▶ [Material supplied]:
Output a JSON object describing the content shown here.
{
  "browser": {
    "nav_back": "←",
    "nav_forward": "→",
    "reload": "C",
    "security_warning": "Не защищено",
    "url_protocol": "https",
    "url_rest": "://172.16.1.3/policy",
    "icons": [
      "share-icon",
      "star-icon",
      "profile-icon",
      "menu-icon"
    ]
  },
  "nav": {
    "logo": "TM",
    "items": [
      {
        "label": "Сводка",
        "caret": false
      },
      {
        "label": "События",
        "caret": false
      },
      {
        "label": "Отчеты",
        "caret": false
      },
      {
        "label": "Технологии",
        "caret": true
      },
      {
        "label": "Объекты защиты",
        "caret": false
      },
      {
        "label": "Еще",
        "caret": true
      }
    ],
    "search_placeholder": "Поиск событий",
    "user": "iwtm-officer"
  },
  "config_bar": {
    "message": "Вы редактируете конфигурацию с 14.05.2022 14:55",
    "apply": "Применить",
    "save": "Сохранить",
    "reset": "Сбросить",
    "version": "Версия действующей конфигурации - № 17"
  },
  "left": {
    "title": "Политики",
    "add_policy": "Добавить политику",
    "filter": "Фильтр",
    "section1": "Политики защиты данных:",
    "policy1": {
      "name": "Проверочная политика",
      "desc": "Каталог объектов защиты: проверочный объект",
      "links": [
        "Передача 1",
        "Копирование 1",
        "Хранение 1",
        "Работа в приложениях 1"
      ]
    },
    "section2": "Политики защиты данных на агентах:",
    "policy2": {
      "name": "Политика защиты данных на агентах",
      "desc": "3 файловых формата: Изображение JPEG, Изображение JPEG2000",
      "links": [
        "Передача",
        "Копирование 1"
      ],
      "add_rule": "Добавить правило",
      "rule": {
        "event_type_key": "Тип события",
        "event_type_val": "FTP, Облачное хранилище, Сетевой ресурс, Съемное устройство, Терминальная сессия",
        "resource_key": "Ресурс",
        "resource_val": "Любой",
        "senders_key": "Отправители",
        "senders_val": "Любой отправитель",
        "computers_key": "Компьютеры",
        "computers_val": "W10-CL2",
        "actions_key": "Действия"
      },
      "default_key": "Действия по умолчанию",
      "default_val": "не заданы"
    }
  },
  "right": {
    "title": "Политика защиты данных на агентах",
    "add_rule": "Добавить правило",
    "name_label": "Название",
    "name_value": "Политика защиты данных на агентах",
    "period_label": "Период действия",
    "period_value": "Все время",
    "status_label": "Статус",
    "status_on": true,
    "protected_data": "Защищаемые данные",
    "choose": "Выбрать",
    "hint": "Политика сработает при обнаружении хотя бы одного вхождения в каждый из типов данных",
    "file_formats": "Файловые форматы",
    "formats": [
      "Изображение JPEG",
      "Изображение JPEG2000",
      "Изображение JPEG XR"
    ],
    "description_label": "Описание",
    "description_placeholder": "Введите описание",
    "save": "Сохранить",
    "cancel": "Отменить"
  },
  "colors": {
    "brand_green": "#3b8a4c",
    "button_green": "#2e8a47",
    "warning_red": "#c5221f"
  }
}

...

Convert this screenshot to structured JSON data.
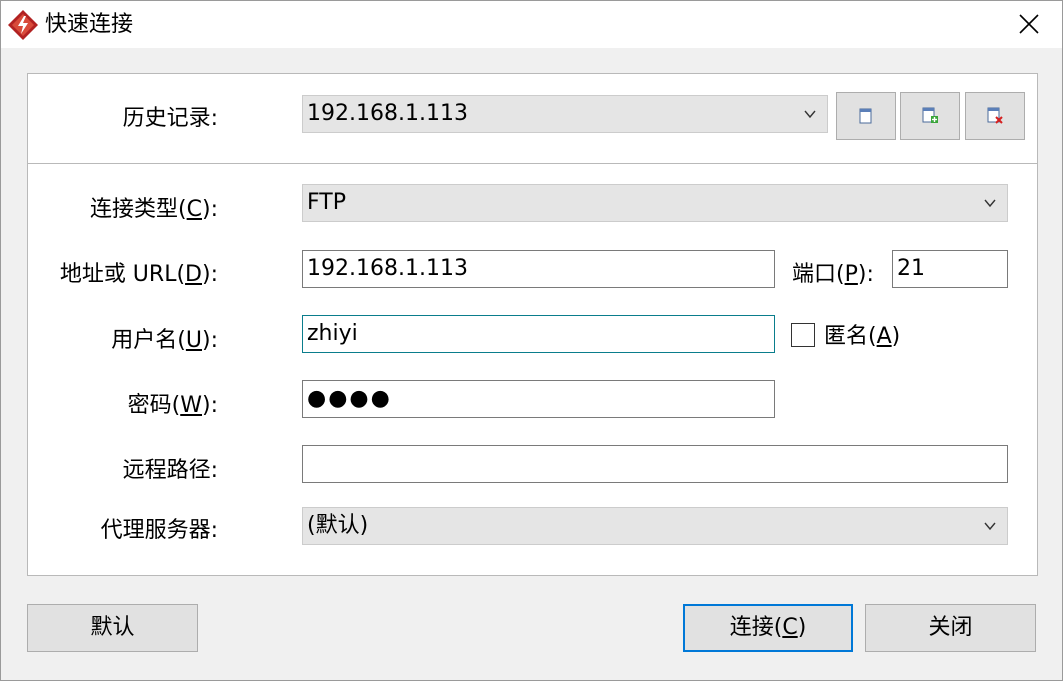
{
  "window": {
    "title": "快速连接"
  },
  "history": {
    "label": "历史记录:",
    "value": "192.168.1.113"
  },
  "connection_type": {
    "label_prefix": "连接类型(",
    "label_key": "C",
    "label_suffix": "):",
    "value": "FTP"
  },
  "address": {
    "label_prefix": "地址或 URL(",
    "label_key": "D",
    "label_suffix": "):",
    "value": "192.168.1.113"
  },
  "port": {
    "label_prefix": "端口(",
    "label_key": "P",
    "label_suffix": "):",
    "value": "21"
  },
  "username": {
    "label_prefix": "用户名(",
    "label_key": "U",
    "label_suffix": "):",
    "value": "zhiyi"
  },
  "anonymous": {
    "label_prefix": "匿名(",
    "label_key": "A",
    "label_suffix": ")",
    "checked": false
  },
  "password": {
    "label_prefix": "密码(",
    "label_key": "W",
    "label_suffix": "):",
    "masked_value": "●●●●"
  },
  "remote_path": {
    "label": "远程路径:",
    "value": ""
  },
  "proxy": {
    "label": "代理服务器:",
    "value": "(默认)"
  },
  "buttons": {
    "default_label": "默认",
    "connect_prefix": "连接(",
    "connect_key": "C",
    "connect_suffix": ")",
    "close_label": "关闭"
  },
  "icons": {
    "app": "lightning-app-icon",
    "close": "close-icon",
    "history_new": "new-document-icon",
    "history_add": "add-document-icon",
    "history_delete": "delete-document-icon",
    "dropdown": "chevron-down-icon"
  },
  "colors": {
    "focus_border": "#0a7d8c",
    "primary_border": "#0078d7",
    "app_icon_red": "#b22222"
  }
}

▶ [Problem statement]: Search the records for the word "агентах". Copy every line that has it.

▶ [Answer to this problem]:
    "section2": "Политики защиты данных на агентах:",
      "name": "Политика защиты данных на агентах",
    "title": "Политика защиты данных на агентах",
    "name_value": "Политика защиты данных на агентах",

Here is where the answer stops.